_WRITTEN REQUEST_. Reproduce this listing in full.

++++++++++++++++++++

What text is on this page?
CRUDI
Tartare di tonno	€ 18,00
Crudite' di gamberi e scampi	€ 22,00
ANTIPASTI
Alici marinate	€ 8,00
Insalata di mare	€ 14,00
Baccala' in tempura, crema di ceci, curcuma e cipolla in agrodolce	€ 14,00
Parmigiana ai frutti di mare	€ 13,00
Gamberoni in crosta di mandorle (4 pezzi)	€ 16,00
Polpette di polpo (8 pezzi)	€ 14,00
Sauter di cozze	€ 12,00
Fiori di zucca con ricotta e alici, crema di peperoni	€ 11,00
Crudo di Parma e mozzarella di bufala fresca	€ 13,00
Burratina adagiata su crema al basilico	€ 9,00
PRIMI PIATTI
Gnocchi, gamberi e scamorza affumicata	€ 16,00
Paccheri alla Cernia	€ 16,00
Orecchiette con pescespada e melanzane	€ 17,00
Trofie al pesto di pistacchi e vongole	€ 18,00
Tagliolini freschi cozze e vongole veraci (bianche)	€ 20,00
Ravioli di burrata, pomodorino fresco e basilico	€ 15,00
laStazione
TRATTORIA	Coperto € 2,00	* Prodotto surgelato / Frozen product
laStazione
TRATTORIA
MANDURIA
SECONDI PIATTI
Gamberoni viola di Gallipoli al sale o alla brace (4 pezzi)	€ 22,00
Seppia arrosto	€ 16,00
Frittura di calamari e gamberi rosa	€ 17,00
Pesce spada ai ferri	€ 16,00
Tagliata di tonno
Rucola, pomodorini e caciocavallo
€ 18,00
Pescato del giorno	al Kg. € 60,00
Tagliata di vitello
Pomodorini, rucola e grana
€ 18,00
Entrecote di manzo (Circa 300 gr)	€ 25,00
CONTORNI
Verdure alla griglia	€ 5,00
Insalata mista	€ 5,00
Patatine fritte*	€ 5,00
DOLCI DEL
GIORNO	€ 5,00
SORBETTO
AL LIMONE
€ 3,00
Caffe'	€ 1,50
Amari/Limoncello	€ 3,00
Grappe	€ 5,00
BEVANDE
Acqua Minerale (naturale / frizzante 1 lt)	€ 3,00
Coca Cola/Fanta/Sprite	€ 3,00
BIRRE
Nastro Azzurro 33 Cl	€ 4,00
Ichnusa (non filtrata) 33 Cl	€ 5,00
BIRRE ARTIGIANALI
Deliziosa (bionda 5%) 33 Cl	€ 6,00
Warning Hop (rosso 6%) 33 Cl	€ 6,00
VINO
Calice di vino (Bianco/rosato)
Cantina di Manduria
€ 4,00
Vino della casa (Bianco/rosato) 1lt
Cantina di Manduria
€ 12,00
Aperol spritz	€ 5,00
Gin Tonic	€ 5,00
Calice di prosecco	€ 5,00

++++++++++++++++++++

_WRITTEN RESPONSE_.
What text is on this page?
CRUDI
Tartare di tonno	€ 18,00
Crudite' di gamberi e scampi	€ 22,00
ANTIPASTI
Alici marinate	€ 8,00
Insalata di mare	€ 14,00
Baccala' in tempura, crema di ceci, curcuma e cipolla in agrodolce	€ 14,00
Parmigiana ai frutti di mare	€ 13,00
Gamberoni in crosta di mandorle (4 pezzi)	€ 16,00
Polpette di polpo (8 pezzi)	€ 14,00
Sauter di cozze	€ 12,00
Fiori di zucca con ricotta e alici, crema di peperoni	€ 11,00
Crudo di Parma e mozzarella di bufala fresca	€ 13,00
Burratina adagiata su crema al basilico	€ 9,00
PRIMI PIATTI
Gnocchi, gamberi e scamorza affumicata	€ 16,00
Paccheri alla Cernia	€ 16,00
Orecchiette con pescespada e melanzane	€ 17,00
Trofie al pesto di pistacchi e vongole	€ 18,00
Tagliolini freschi cozze e vongole veraci (bianche)	€ 20,00
Ravioli di burrata, pomodorino fresco e basilico	€ 15,00
laStazione
TRATTORIA	Coperto € 2,00	* Prodotto surgelato / Frozen product
laStazione
TRATTORIA
MANDURIA
SECONDI PIATTI
Gamberoni viola di Gallipoli al sale o alla brace (4 pezzi)	€ 22,00
Seppia arrosto	€ 16,00
Frittura di calamari e gamberi rosa	€ 17,00
Pesce spada ai ferri	€ 16,00
Tagliata di tonno
Rucola, pomodorini e caciocavallo
€ 18,00
Pescato del giorno	al Kg. € 60,00
Tagliata di vitello
Pomodorini, rucola e grana
€ 18,00
Entrecote di manzo (Circa 300 gr)	€ 25,00
CONTORNI
Verdure alla griglia	€ 5,00
Insalata mista	€ 5,00
Patatine fritte*	€ 5,00
DOLCI DEL
GIORNO	€ 5,00
SORBETTO
AL LIMONE
€ 3,00
Caffe'	€ 1,50
Amari/Limoncello	€ 3,00
Grappe	€ 5,00
BEVANDE
Acqua Minerale (naturale / frizzante 1 lt)	€ 3,00
Coca Cola/Fanta/Sprite	€ 3,00
BIRRE
Nastro Azzurro 33 Cl	€ 4,00
Ichnusa (non filtrata) 33 Cl	€ 5,00
BIRRE ARTIGIANALI
Deliziosa (bionda 5%) 33 Cl	€ 6,00
Warning Hop (rosso 6%) 33 Cl	€ 6,00
VINO
Calice di vino (Bianco/rosato)
Cantina di Manduria
€ 4,00
Vino della casa (Bianco/rosato) 1lt
Cantina di Manduria
€ 12,00
Aperol spritz	€ 5,00
Gin Tonic	€ 5,00
Calice di prosecco	€ 5,00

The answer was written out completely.